— BEGIN MATERIALS PROVIDED —

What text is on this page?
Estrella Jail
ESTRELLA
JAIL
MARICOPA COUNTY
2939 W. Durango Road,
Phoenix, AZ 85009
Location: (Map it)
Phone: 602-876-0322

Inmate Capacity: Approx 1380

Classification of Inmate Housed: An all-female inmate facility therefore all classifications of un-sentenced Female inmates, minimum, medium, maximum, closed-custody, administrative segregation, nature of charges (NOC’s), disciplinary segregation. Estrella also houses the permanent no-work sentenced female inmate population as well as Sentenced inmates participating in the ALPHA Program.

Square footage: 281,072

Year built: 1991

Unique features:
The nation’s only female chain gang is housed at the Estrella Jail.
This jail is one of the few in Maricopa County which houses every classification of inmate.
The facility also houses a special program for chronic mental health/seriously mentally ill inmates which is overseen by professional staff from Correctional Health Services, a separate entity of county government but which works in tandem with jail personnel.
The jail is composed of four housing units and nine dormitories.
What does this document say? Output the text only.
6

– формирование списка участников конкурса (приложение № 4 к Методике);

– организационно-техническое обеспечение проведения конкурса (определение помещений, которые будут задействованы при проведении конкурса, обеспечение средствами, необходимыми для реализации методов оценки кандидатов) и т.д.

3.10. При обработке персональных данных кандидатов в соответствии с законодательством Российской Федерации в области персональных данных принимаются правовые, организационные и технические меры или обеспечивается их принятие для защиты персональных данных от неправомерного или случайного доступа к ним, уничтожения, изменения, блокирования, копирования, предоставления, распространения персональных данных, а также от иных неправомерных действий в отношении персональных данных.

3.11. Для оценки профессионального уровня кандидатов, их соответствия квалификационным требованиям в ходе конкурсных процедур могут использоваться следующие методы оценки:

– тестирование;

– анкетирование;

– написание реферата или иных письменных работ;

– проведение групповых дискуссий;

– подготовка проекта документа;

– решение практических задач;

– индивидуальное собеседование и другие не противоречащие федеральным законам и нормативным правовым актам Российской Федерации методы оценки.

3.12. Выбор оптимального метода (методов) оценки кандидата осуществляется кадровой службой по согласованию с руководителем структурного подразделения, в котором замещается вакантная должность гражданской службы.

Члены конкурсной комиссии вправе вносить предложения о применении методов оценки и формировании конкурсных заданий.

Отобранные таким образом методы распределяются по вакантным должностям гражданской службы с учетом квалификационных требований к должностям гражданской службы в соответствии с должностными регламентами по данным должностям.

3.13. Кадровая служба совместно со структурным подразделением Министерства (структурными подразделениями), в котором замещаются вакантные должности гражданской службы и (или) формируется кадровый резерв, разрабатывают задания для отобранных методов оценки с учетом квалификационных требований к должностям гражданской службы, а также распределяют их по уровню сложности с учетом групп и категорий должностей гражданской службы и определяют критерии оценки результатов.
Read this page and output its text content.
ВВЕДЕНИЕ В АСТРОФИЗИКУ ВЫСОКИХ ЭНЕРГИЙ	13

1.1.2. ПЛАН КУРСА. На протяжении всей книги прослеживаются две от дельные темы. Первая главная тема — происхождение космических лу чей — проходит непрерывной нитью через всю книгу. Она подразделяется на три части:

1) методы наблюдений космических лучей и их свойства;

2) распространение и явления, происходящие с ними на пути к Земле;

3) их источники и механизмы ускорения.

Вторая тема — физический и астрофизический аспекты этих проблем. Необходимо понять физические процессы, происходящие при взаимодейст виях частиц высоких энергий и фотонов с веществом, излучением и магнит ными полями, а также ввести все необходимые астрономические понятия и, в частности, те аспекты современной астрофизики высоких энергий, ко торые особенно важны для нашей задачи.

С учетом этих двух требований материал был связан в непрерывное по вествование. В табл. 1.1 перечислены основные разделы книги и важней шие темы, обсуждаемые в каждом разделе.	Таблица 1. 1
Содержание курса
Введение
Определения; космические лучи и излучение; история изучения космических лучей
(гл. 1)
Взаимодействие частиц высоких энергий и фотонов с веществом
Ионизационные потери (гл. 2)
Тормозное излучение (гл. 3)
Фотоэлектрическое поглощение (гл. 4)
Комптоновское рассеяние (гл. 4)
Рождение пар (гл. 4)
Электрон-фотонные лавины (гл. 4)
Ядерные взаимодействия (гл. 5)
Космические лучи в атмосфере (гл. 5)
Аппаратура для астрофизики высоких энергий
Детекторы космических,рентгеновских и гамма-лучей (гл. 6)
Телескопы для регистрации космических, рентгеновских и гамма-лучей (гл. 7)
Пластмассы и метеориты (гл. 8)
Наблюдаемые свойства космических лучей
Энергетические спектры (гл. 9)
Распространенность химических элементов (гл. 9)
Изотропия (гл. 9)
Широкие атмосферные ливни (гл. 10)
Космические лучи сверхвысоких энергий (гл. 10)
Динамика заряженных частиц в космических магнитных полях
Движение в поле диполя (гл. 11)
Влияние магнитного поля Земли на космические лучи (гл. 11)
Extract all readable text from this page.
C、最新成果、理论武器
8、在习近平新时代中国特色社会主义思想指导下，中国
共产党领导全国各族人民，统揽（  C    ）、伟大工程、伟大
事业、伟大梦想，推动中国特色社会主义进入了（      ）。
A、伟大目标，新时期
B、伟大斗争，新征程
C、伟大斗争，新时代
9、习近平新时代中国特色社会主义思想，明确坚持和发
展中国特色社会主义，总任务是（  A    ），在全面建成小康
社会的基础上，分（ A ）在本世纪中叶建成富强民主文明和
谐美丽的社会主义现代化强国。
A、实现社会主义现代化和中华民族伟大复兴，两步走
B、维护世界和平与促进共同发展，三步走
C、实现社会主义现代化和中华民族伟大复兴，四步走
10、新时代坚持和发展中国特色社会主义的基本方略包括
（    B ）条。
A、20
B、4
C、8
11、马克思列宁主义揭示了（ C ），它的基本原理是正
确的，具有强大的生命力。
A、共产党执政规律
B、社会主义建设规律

— END MATERIALS PROVIDED —

__WHAT YOU ARE ASKED TO DO__
Report all lines of the data above that include the string "соответствии".

__THE COMPLETED TASK__
3.10. При обработке персональных данных кандидатов в соответствии с законодательством Российской Федерации в области персональных данных принимаются правовые, организационные и технические меры или обеспечивается их принятие для защиты персональных данных от неправомерного или случайного доступа к ним, уничтожения, изменения, блокирования, копирования, предоставления, распространения персональных данных, а также от иных неправомерных действий в отношении персональных данных.
Отобранные таким образом методы распределяются по вакантным должностям гражданской службы с учетом квалификационных требований к должностям гражданской службы в соответствии с должностными регламентами по данным должностям.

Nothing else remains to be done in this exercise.